**Direction**
Copy every line of the data below character for character, with no changes.

● ● ● ●

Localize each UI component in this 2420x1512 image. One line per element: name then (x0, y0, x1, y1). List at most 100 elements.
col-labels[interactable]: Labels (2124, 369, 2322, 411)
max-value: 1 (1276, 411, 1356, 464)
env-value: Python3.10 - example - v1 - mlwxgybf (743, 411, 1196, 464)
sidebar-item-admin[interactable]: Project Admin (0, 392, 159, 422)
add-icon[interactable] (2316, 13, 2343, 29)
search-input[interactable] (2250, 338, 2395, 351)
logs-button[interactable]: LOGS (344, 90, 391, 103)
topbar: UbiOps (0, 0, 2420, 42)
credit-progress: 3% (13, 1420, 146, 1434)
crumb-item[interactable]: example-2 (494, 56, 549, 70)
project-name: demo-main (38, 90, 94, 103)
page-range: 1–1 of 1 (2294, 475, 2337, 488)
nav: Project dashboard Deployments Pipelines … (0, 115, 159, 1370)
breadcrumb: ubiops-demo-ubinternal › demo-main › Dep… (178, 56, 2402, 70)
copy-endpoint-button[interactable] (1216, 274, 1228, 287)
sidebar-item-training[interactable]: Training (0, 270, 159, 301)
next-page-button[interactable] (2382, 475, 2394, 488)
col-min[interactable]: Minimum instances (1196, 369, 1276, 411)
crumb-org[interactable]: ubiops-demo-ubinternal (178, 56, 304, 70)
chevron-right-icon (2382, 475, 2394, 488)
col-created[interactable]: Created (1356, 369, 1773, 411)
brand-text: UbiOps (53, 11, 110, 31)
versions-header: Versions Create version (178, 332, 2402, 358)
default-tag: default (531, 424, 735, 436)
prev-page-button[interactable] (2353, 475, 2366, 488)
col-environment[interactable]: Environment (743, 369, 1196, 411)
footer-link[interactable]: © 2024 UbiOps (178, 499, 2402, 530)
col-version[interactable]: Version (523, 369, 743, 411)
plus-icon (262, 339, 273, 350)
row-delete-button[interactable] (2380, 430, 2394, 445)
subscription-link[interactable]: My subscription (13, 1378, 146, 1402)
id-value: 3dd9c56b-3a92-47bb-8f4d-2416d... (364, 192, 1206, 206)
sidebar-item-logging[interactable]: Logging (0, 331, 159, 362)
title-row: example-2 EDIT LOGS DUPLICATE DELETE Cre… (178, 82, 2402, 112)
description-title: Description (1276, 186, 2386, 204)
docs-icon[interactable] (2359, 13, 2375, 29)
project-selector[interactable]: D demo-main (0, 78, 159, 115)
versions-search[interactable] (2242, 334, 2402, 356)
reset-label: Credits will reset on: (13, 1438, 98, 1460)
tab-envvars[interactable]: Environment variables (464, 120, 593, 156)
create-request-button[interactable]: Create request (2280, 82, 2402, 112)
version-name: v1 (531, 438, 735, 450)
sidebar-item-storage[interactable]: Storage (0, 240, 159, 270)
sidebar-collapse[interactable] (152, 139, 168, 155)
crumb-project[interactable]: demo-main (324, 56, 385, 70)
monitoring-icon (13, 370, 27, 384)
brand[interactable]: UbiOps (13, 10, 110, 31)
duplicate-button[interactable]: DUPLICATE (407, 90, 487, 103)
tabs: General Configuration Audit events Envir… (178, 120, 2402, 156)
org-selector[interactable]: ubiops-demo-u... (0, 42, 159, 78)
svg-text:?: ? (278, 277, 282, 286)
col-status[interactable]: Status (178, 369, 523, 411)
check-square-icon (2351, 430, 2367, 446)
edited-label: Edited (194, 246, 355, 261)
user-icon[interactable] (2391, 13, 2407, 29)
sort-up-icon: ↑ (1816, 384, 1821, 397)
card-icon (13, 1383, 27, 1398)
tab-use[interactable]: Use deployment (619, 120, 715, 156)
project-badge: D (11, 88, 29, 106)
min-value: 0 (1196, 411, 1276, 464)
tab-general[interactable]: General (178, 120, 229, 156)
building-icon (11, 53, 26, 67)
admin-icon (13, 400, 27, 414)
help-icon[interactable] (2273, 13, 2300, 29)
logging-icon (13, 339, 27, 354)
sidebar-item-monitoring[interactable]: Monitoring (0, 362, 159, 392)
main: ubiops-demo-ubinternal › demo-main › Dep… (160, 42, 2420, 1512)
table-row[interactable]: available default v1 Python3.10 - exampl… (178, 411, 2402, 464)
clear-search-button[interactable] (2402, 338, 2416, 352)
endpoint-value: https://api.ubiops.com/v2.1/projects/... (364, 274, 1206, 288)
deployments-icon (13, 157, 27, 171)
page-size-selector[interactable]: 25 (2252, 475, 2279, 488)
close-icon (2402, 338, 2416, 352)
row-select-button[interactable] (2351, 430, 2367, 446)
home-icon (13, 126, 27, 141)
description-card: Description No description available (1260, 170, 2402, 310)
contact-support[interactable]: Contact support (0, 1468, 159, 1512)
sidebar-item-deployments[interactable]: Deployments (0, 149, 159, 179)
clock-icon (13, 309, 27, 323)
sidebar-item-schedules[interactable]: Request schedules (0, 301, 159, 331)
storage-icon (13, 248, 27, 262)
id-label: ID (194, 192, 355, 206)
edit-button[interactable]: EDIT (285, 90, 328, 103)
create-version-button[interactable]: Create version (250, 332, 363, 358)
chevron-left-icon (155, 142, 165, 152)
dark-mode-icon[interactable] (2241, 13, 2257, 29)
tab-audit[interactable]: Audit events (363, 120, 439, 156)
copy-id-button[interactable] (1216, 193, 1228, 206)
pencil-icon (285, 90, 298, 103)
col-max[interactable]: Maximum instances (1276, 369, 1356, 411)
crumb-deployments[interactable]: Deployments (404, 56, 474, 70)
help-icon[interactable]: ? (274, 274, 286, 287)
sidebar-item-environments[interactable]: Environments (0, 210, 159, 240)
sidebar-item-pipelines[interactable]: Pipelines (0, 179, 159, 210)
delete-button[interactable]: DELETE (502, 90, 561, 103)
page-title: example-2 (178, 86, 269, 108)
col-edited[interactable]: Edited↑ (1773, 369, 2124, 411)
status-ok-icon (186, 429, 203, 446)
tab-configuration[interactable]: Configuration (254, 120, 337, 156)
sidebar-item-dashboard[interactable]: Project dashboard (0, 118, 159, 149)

● ● ● ●

**Response**
Localize each UI component in this 2420x1512 image. One line per element: name then (x0, y0, x1, y1). List at most 100 elements.
col-labels[interactable]: Labels (2124, 369, 2322, 411)
max-value: 1 (1276, 411, 1356, 464)
env-value: Python3.10 - example - v1 - mlwxgybf (743, 411, 1196, 464)
sidebar-item-admin[interactable]: Project Admin (0, 392, 159, 422)
add-icon[interactable] (2316, 13, 2343, 29)
search-input[interactable] (2250, 338, 2395, 351)
logs-button[interactable]: LOGS (344, 90, 391, 103)
topbar: UbiOps (0, 0, 2420, 42)
credit-progress: 3% (13, 1420, 146, 1434)
crumb-item[interactable]: example-2 (494, 56, 549, 70)
project-name: demo-main (38, 90, 94, 103)
page-range: 1–1 of 1 (2294, 475, 2337, 488)
nav: Project dashboard Deployments Pipelines … (0, 115, 159, 1370)
breadcrumb: ubiops-demo-ubinternal › demo-main › Dep… (178, 56, 2402, 70)
copy-endpoint-button[interactable] (1216, 274, 1228, 287)
sidebar-item-training[interactable]: Training (0, 270, 159, 301)
next-page-button[interactable] (2382, 475, 2394, 488)
col-min[interactable]: Minimum instances (1196, 369, 1276, 411)
crumb-org[interactable]: ubiops-demo-ubinternal (178, 56, 304, 70)
chevron-right-icon (2382, 475, 2394, 488)
col-created[interactable]: Created (1356, 369, 1773, 411)
brand-text: UbiOps (53, 11, 110, 31)
versions-header: Versions Create version (178, 332, 2402, 358)
default-tag: default (531, 424, 735, 436)
prev-page-button[interactable] (2353, 475, 2366, 488)
col-environment[interactable]: Environment (743, 369, 1196, 411)
footer-link[interactable]: © 2024 UbiOps (178, 499, 2402, 530)
col-version[interactable]: Version (523, 369, 743, 411)
plus-icon (262, 339, 273, 350)
row-delete-button[interactable] (2380, 430, 2394, 445)
subscription-link[interactable]: My subscription (13, 1378, 146, 1402)
id-value: 3dd9c56b-3a92-47bb-8f4d-2416d... (364, 192, 1206, 206)
sidebar-item-logging[interactable]: Logging (0, 331, 159, 362)
title-row: example-2 EDIT LOGS DUPLICATE DELETE Cre… (178, 82, 2402, 112)
description-title: Description (1276, 186, 2386, 204)
docs-icon[interactable] (2359, 13, 2375, 29)
project-selector[interactable]: D demo-main (0, 78, 159, 115)
versions-search[interactable] (2242, 334, 2402, 356)
reset-label: Credits will reset on: (13, 1438, 98, 1460)
tab-envvars[interactable]: Environment variables (464, 120, 593, 156)
create-request-button[interactable]: Create request (2280, 82, 2402, 112)
version-name: v1 (531, 438, 735, 450)
sidebar-item-storage[interactable]: Storage (0, 240, 159, 270)
sidebar-collapse[interactable] (152, 139, 168, 155)
crumb-project[interactable]: demo-main (324, 56, 385, 70)
monitoring-icon (13, 370, 27, 384)
brand[interactable]: UbiOps (13, 10, 110, 31)
duplicate-button[interactable]: DUPLICATE (407, 90, 487, 103)
tabs: General Configuration Audit events Envir… (178, 120, 2402, 156)
org-selector[interactable]: ubiops-demo-u... (0, 42, 159, 78)
svg-text:?: ? (278, 277, 282, 286)
col-status[interactable]: Status (178, 369, 523, 411)
check-square-icon (2351, 430, 2367, 446)
edited-label: Edited (194, 246, 355, 261)
user-icon[interactable] (2391, 13, 2407, 29)
sort-up-icon: ↑ (1816, 384, 1821, 397)
card-icon (13, 1383, 27, 1398)
tab-use[interactable]: Use deployment (619, 120, 715, 156)
project-badge: D (11, 88, 29, 106)
min-value: 0 (1196, 411, 1276, 464)
tab-general[interactable]: General (178, 120, 229, 156)
building-icon (11, 53, 26, 67)
admin-icon (13, 400, 27, 414)
help-icon[interactable] (2273, 13, 2300, 29)
logging-icon (13, 339, 27, 354)
sidebar-item-monitoring[interactable]: Monitoring (0, 362, 159, 392)
main: ubiops-demo-ubinternal › demo-main › Dep… (160, 42, 2420, 1512)
table-row[interactable]: available default v1 Python3.10 - exampl… (178, 411, 2402, 464)
clear-search-button[interactable] (2402, 338, 2416, 352)
endpoint-value: https://api.ubiops.com/v2.1/projects/... (364, 274, 1206, 288)
deployments-icon (13, 157, 27, 171)
page-size-selector[interactable]: 25 (2252, 475, 2279, 488)
close-icon (2402, 338, 2416, 352)
row-select-button[interactable] (2351, 430, 2367, 446)
home-icon (13, 126, 27, 141)
description-card: Description No description available (1260, 170, 2402, 310)
contact-support[interactable]: Contact support (0, 1468, 159, 1512)
sidebar-item-deployments[interactable]: Deployments (0, 149, 159, 179)
clock-icon (13, 309, 27, 323)
sidebar-item-schedules[interactable]: Request schedules (0, 301, 159, 331)
storage-icon (13, 248, 27, 262)
id-label: ID (194, 192, 355, 206)
edit-button[interactable]: EDIT (285, 90, 328, 103)
create-version-button[interactable]: Create version (250, 332, 363, 358)
chevron-left-icon (155, 142, 165, 152)
dark-mode-icon[interactable] (2241, 13, 2257, 29)
tab-audit[interactable]: Audit events (363, 120, 439, 156)
copy-id-button[interactable] (1216, 193, 1228, 206)
pencil-icon (285, 90, 298, 103)
col-max[interactable]: Maximum instances (1276, 369, 1356, 411)
crumb-deployments[interactable]: Deployments (404, 56, 474, 70)
help-icon[interactable]: ? (274, 274, 286, 287)
sidebar-item-environments[interactable]: Environments (0, 210, 159, 240)
sidebar-item-pipelines[interactable]: Pipelines (0, 179, 159, 210)
delete-button[interactable]: DELETE (502, 90, 561, 103)
page-title: example-2 (178, 86, 269, 108)
col-edited[interactable]: Edited↑ (1773, 369, 2124, 411)
status-ok-icon (186, 429, 203, 446)
tab-configuration[interactable]: Configuration (254, 120, 337, 156)
sidebar-item-dashboard[interactable]: Project dashboard (0, 118, 159, 149)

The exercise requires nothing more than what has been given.